#### Problem statement
Report how many lines in the records hold the string "subtitle"; give the number and nothing else.

+++ Recorded data +++

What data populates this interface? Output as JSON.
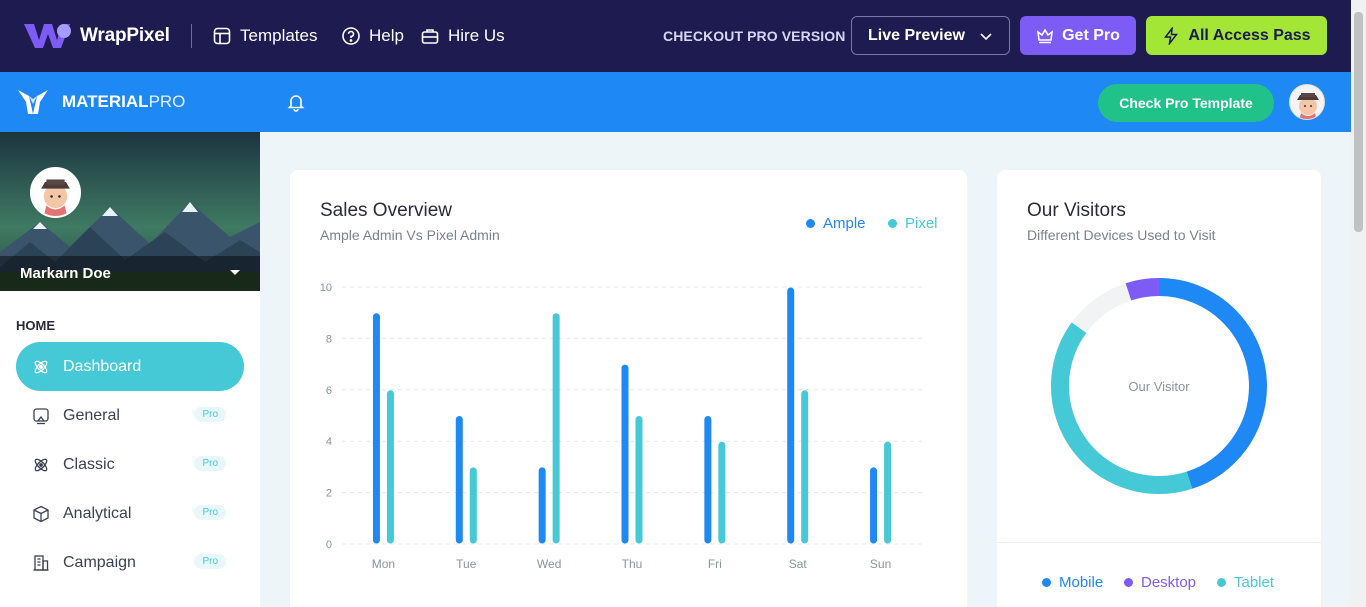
{
  "promo": {
    "brand": "WrapPixel",
    "links": [
      "Templates",
      "Help",
      "Hire Us"
    ],
    "checkout": "CHECKOUT PRO VERSION",
    "live_preview": "Live Preview",
    "get_pro": "Get Pro",
    "all_access": "All Access Pass"
  },
  "header": {
    "brand_bold": "MATERIAL",
    "brand_light": "PRO",
    "check_pro": "Check Pro Template"
  },
  "sidebar": {
    "profile_name": "Markarn Doe",
    "caption": "HOME",
    "items": [
      {
        "label": "Dashboard",
        "badge": ""
      },
      {
        "label": "General",
        "badge": "Pro"
      },
      {
        "label": "Classic",
        "badge": "Pro"
      },
      {
        "label": "Analytical",
        "badge": "Pro"
      },
      {
        "label": "Campaign",
        "badge": "Pro"
      }
    ]
  },
  "sales": {
    "title": "Sales Overview",
    "subtitle": "Ample Admin Vs Pixel Admin",
    "legend": [
      "Ample",
      "Pixel"
    ]
  },
  "visitors": {
    "title": "Our Visitors",
    "subtitle": "Different Devices Used to Visit",
    "center_label": "Our Visitor",
    "legend": [
      "Mobile",
      "Desktop",
      "Tablet"
    ]
  },
  "colors": {
    "ample": "#1e88f5",
    "pixel": "#45c9d7",
    "desktop": "#7c5cf5",
    "track": "#f1f3f5"
  },
  "chart_data": [
    {
      "type": "bar",
      "title": "Sales Overview",
      "categories": [
        "Mon",
        "Tue",
        "Wed",
        "Thu",
        "Fri",
        "Sat",
        "Sun"
      ],
      "series": [
        {
          "name": "Ample",
          "values": [
            9,
            5,
            3,
            7,
            5,
            10,
            3
          ]
        },
        {
          "name": "Pixel",
          "values": [
            6,
            3,
            9,
            5,
            4,
            6,
            4
          ]
        }
      ],
      "ylim": [
        0,
        10
      ],
      "yticks": [
        0,
        2,
        4,
        6,
        8,
        10
      ],
      "grid": true
    },
    {
      "type": "pie",
      "title": "Our Visitors",
      "labels": [
        "Mobile",
        "Tablet",
        "Desktop"
      ],
      "values": [
        45,
        40,
        5
      ]
    }
  ]
}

+++

#### Correct result
2